Extracted records:

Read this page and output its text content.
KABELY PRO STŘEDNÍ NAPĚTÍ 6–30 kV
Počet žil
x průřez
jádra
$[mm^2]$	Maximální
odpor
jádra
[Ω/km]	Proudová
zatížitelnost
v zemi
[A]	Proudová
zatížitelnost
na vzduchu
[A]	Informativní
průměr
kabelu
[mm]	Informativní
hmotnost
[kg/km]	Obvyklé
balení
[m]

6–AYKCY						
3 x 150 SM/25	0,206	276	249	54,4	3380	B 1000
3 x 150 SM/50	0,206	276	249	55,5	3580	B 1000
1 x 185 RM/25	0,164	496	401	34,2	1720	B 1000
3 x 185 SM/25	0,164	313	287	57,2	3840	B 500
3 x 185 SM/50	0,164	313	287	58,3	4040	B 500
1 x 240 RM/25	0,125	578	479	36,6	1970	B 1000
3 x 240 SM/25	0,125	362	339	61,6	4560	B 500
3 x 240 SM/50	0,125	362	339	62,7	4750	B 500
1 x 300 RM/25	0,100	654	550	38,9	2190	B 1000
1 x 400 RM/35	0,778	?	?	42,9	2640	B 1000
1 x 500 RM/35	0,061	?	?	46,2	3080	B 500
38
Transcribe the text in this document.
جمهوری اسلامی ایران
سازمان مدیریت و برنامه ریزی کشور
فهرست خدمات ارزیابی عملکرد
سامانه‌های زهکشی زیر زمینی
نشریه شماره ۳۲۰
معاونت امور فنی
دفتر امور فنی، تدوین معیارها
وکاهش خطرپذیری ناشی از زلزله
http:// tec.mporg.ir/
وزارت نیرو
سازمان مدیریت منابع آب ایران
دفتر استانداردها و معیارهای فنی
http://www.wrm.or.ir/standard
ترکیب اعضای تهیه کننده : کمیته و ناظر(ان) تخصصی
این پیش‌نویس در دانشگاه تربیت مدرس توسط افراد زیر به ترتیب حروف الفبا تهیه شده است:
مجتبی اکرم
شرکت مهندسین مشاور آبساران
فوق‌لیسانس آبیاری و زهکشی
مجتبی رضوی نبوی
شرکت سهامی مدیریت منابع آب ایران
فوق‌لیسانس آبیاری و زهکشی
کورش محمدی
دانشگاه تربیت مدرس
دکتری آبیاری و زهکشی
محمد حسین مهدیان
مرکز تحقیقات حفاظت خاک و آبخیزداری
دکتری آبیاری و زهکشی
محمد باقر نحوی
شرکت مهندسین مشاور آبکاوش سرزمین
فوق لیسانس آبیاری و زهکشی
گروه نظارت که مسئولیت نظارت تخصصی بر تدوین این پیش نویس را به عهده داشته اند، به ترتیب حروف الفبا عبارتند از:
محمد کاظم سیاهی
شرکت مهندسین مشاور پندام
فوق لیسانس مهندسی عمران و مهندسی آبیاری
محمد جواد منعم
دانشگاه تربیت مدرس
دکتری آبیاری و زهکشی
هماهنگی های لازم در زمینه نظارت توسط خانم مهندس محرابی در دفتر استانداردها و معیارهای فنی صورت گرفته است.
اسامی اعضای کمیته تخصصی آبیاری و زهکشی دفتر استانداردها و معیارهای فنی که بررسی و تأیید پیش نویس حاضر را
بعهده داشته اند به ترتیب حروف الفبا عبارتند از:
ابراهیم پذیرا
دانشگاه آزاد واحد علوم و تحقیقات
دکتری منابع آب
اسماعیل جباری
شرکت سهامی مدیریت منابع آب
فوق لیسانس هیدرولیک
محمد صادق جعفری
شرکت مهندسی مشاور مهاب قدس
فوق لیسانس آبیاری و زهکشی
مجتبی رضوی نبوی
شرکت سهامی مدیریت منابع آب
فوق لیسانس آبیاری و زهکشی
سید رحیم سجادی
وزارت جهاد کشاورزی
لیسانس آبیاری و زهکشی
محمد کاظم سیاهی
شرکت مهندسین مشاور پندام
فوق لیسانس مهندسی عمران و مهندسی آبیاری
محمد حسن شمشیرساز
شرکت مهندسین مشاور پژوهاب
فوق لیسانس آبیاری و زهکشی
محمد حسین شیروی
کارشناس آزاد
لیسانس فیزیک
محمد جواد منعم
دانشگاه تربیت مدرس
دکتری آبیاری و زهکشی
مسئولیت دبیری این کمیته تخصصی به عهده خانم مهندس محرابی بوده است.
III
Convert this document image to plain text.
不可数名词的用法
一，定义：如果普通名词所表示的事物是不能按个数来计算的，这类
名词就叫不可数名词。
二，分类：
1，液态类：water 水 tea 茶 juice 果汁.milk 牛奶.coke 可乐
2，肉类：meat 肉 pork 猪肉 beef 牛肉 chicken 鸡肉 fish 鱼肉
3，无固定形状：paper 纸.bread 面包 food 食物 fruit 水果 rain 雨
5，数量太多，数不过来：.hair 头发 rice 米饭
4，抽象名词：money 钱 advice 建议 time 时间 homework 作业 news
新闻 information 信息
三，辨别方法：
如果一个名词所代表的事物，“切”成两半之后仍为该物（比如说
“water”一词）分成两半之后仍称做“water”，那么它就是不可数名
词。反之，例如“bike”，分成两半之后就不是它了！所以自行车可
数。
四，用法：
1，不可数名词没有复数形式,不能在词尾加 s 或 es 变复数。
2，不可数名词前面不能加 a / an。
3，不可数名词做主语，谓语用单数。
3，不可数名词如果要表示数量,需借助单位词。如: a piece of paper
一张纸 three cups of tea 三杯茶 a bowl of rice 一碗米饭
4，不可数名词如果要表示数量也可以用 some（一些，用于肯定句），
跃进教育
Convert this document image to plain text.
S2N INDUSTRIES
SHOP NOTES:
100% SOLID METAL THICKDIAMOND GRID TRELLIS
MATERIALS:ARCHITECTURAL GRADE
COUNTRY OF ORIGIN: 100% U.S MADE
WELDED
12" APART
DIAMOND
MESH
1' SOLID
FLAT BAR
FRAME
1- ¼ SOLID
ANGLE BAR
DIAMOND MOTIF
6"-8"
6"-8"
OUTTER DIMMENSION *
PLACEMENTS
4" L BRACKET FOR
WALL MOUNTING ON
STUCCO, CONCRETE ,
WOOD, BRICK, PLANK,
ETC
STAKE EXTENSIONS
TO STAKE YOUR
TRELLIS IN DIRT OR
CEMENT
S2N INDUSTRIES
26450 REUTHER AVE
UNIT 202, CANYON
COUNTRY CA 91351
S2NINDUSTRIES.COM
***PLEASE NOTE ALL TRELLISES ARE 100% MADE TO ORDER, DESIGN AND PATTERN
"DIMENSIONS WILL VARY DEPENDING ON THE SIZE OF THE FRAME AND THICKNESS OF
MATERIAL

EXERCISE REQUIREMENTS:
Exactly as they are written, print the entries again.

RESULT BELOW:
Read this page and output its text content.
KABELY PRO STŘEDNÍ NAPĚTÍ 6–30 kV
Počet žil
x průřez
jádra
$[mm^2]$	Maximální
odpor
jádra
[Ω/km]	Proudová
zatížitelnost
v zemi
[A]	Proudová
zatížitelnost
na vzduchu
[A]	Informativní
průměr
kabelu
[mm]	Informativní
hmotnost
[kg/km]	Obvyklé
balení
[m]

6–AYKCY						
3 x 150 SM/25	0,206	276	249	54,4	3380	B 1000
3 x 150 SM/50	0,206	276	249	55,5	3580	B 1000
1 x 185 RM/25	0,164	496	401	34,2	1720	B 1000
3 x 185 SM/25	0,164	313	287	57,2	3840	B 500
3 x 185 SM/50	0,164	313	287	58,3	4040	B 500
1 x 240 RM/25	0,125	578	479	36,6	1970	B 1000
3 x 240 SM/25	0,125	362	339	61,6	4560	B 500
3 x 240 SM/50	0,125	362	339	62,7	4750	B 500
1 x 300 RM/25	0,100	654	550	38,9	2190	B 1000
1 x 400 RM/35	0,778	?	?	42,9	2640	B 1000
1 x 500 RM/35	0,061	?	?	46,2	3080	B 500
38
Transcribe the text in this document.
جمهوری اسلامی ایران
سازمان مدیریت و برنامه ریزی کشور
فهرست خدمات ارزیابی عملکرد
سامانه‌های زهکشی زیر زمینی
نشریه شماره ۳۲۰
معاونت امور فنی
دفتر امور فنی، تدوین معیارها
وکاهش خطرپذیری ناشی از زلزله
http:// tec.mporg.ir/
وزارت نیرو
سازمان مدیریت منابع آب ایران
دفتر استانداردها و معیارهای فنی
http://www.wrm.or.ir/standard
ترکیب اعضای تهیه کننده : کمیته و ناظر(ان) تخصصی
این پیش‌نویس در دانشگاه تربیت مدرس توسط افراد زیر به ترتیب حروف الفبا تهیه شده است:
مجتبی اکرم
شرکت مهندسین مشاور آبساران
فوق‌لیسانس آبیاری و زهکشی
مجتبی رضوی نبوی
شرکت سهامی مدیریت منابع آب ایران
فوق‌لیسانس آبیاری و زهکشی
کورش محمدی
دانشگاه تربیت مدرس
دکتری آبیاری و زهکشی
محمد حسین مهدیان
مرکز تحقیقات حفاظت خاک و آبخیزداری
دکتری آبیاری و زهکشی
محمد باقر نحوی
شرکت مهندسین مشاور آبکاوش سرزمین
فوق لیسانس آبیاری و زهکشی
گروه نظارت که مسئولیت نظارت تخصصی بر تدوین این پیش نویس را به عهده داشته اند، به ترتیب حروف الفبا عبارتند از:
محمد کاظم سیاهی
شرکت مهندسین مشاور پندام
فوق لیسانس مهندسی عمران و مهندسی آبیاری
محمد جواد منعم
دانشگاه تربیت مدرس
دکتری آبیاری و زهکشی
هماهنگی های لازم در زمینه نظارت توسط خانم مهندس محرابی در دفتر استانداردها و معیارهای فنی صورت گرفته است.
اسامی اعضای کمیته تخصصی آبیاری و زهکشی دفتر استانداردها و معیارهای فنی که بررسی و تأیید پیش نویس حاضر را
بعهده داشته اند به ترتیب حروف الفبا عبارتند از:
ابراهیم پذیرا
دانشگاه آزاد واحد علوم و تحقیقات
دکتری منابع آب
اسماعیل جباری
شرکت سهامی مدیریت منابع آب
فوق لیسانس هیدرولیک
محمد صادق جعفری
شرکت مهندسی مشاور مهاب قدس
فوق لیسانس آبیاری و زهکشی
مجتبی رضوی نبوی
شرکت سهامی مدیریت منابع آب
فوق لیسانس آبیاری و زهکشی
سید رحیم سجادی
وزارت جهاد کشاورزی
لیسانس آبیاری و زهکشی
محمد کاظم سیاهی
شرکت مهندسین مشاور پندام
فوق لیسانس مهندسی عمران و مهندسی آبیاری
محمد حسن شمشیرساز
شرکت مهندسین مشاور پژوهاب
فوق لیسانس آبیاری و زهکشی
محمد حسین شیروی
کارشناس آزاد
لیسانس فیزیک
محمد جواد منعم
دانشگاه تربیت مدرس
دکتری آبیاری و زهکشی
مسئولیت دبیری این کمیته تخصصی به عهده خانم مهندس محرابی بوده است.
III
Convert this document image to plain text.
不可数名词的用法
一，定义：如果普通名词所表示的事物是不能按个数来计算的，这类
名词就叫不可数名词。
二，分类：
1，液态类：water 水 tea 茶 juice 果汁.milk 牛奶.coke 可乐
2，肉类：meat 肉 pork 猪肉 beef 牛肉 chicken 鸡肉 fish 鱼肉
3，无固定形状：paper 纸.bread 面包 food 食物 fruit 水果 rain 雨
5，数量太多，数不过来：.hair 头发 rice 米饭
4，抽象名词：money 钱 advice 建议 time 时间 homework 作业 news
新闻 information 信息
三，辨别方法：
如果一个名词所代表的事物，“切”成两半之后仍为该物（比如说
“water”一词）分成两半之后仍称做“water”，那么它就是不可数名
词。反之，例如“bike”，分成两半之后就不是它了！所以自行车可
数。
四，用法：
1，不可数名词没有复数形式,不能在词尾加 s 或 es 变复数。
2，不可数名词前面不能加 a / an。
3，不可数名词做主语，谓语用单数。
3，不可数名词如果要表示数量,需借助单位词。如: a piece of paper
一张纸 three cups of tea 三杯茶 a bowl of rice 一碗米饭
4，不可数名词如果要表示数量也可以用 some（一些，用于肯定句），
跃进教育
Convert this document image to plain text.
S2N INDUSTRIES
SHOP NOTES:
100% SOLID METAL THICKDIAMOND GRID TRELLIS
MATERIALS:ARCHITECTURAL GRADE
COUNTRY OF ORIGIN: 100% U.S MADE
WELDED
12" APART
DIAMOND
MESH
1' SOLID
FLAT BAR
FRAME
1- ¼ SOLID
ANGLE BAR
DIAMOND MOTIF
6"-8"
6"-8"
OUTTER DIMMENSION *
PLACEMENTS
4" L BRACKET FOR
WALL MOUNTING ON
STUCCO, CONCRETE ,
WOOD, BRICK, PLANK,
ETC
STAKE EXTENSIONS
TO STAKE YOUR
TRELLIS IN DIRT OR
CEMENT
S2N INDUSTRIES
26450 REUTHER AVE
UNIT 202, CANYON
COUNTRY CA 91351
S2NINDUSTRIES.COM
***PLEASE NOTE ALL TRELLISES ARE 100% MADE TO ORDER, DESIGN AND PATTERN
"DIMENSIONS WILL VARY DEPENDING ON THE SIZE OF THE FRAME AND THICKNESS OF
MATERIAL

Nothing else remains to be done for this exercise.